The request
Copy each of the entries below word for word, keeping every line in its original order.

Material to process

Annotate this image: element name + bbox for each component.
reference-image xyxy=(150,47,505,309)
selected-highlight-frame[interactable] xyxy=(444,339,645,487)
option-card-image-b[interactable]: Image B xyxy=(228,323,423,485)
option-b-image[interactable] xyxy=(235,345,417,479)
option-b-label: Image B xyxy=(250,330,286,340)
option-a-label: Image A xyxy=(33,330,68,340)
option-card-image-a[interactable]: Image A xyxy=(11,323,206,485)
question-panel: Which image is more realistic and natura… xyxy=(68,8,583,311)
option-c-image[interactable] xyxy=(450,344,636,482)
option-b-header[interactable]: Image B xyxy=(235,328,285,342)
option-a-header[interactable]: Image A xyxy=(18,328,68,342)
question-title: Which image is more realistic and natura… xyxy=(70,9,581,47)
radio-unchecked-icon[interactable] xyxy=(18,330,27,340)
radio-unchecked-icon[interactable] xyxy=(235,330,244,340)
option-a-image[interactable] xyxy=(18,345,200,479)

Result of this task
Annotate this image: element name + bbox for each component.
reference-image xyxy=(150,47,505,309)
selected-highlight-frame[interactable] xyxy=(444,339,645,487)
option-card-image-b[interactable]: Image B xyxy=(228,323,423,485)
option-b-image[interactable] xyxy=(235,345,417,479)
option-b-label: Image B xyxy=(250,330,286,340)
option-a-label: Image A xyxy=(33,330,68,340)
option-card-image-a[interactable]: Image A xyxy=(11,323,206,485)
question-panel: Which image is more realistic and natura… xyxy=(68,8,583,311)
option-c-image[interactable] xyxy=(450,344,636,482)
option-b-header[interactable]: Image B xyxy=(235,328,285,342)
option-a-header[interactable]: Image A xyxy=(18,328,68,342)
question-title: Which image is more realistic and natura… xyxy=(70,9,581,47)
radio-unchecked-icon[interactable] xyxy=(18,330,27,340)
radio-unchecked-icon[interactable] xyxy=(235,330,244,340)
option-a-image[interactable] xyxy=(18,345,200,479)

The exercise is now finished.